▶ **THE TASK**: Leaving out all images, write out the records that follow exactly.

---+---

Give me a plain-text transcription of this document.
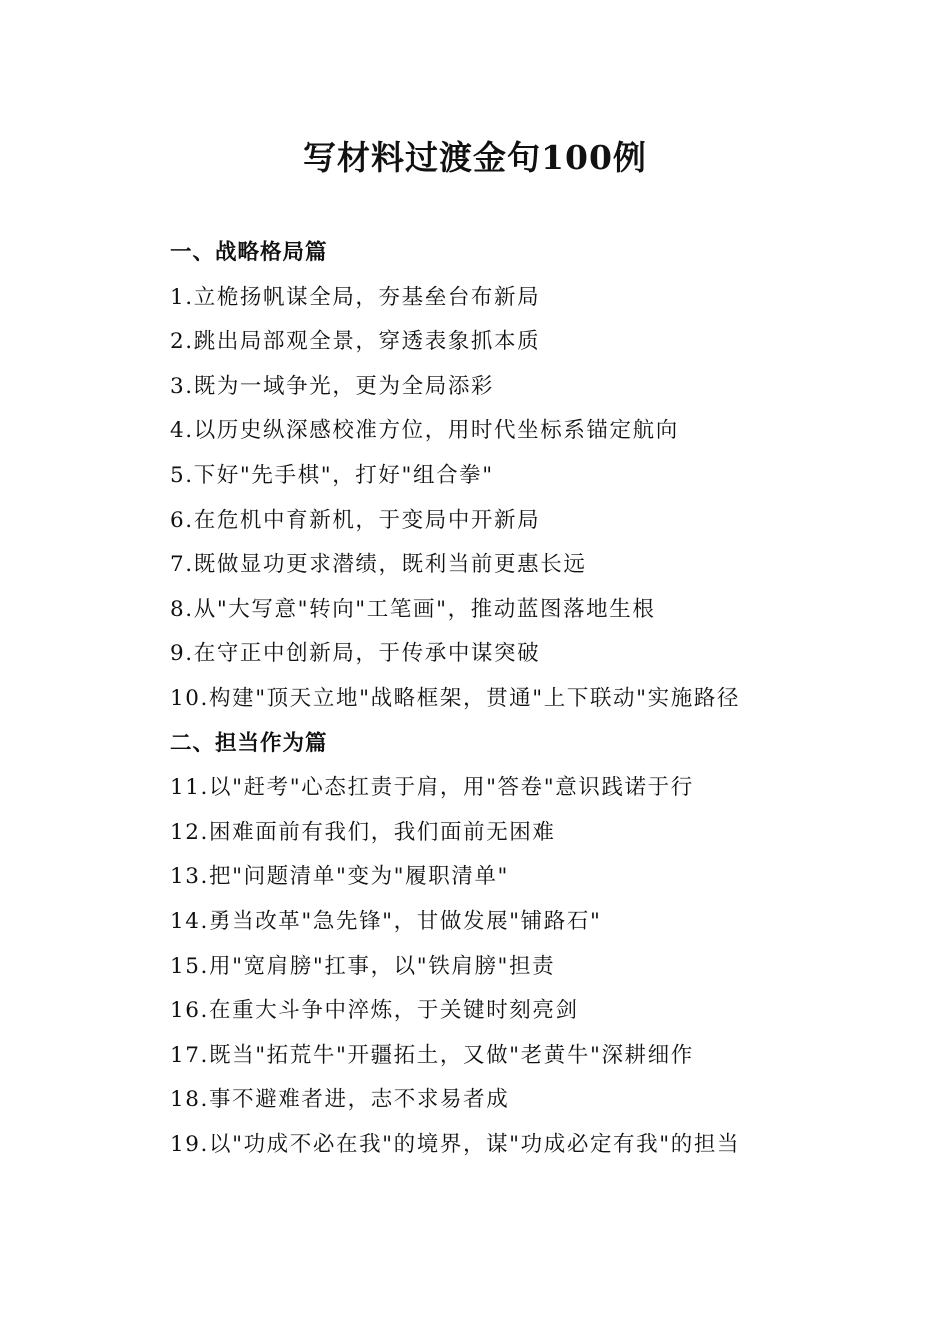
写材料过渡金句100例
一、战略格局篇
1.立桅扬帆谋全局，夯基垒台布新局
2.跳出局部观全景，穿透表象抓本质
3.既为一域争光，更为全局添彩
4.以历史纵深感校准方位，用时代坐标系锚定航向
5.下好"先手棋"，打好"组合拳"
6.在危机中育新机，于变局中开新局
7.既做显功更求潜绩，既利当前更惠长远
8.从"大写意"转向"工笔画"，推动蓝图落地生根
9.在守正中创新局，于传承中谋突破
10.构建"顶天立地"战略框架，贯通"上下联动"实施路径
二、担当作为篇
11.以"赶考"心态扛责于肩，用"答卷"意识践诺于行
12.困难面前有我们，我们面前无困难
13.把"问题清单"变为"履职清单"
14.勇当改革"急先锋"，甘做发展"铺路石"
15.用"宽肩膀"扛事，以"铁肩膀"担责
16.在重大斗争中淬炼，于关键时刻亮剑
17.既当"拓荒牛"开疆拓土，又做"老黄牛"深耕细作
18.事不避难者进，志不求易者成
19.以"功成不必在我"的境界，谋"功成必定有我"的担当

---+---

▶ **EXPECTED ANSWER**:
Give me a plain-text transcription of this document.
写材料过渡金句100例
一、战略格局篇
1.立桅扬帆谋全局，夯基垒台布新局
2.跳出局部观全景，穿透表象抓本质
3.既为一域争光，更为全局添彩
4.以历史纵深感校准方位，用时代坐标系锚定航向
5.下好"先手棋"，打好"组合拳"
6.在危机中育新机，于变局中开新局
7.既做显功更求潜绩，既利当前更惠长远
8.从"大写意"转向"工笔画"，推动蓝图落地生根
9.在守正中创新局，于传承中谋突破
10.构建"顶天立地"战略框架，贯通"上下联动"实施路径
二、担当作为篇
11.以"赶考"心态扛责于肩，用"答卷"意识践诺于行
12.困难面前有我们，我们面前无困难
13.把"问题清单"变为"履职清单"
14.勇当改革"急先锋"，甘做发展"铺路石"
15.用"宽肩膀"扛事，以"铁肩膀"担责
16.在重大斗争中淬炼，于关键时刻亮剑
17.既当"拓荒牛"开疆拓土，又做"老黄牛"深耕细作
18.事不避难者进，志不求易者成
19.以"功成不必在我"的境界，谋"功成必定有我"的担当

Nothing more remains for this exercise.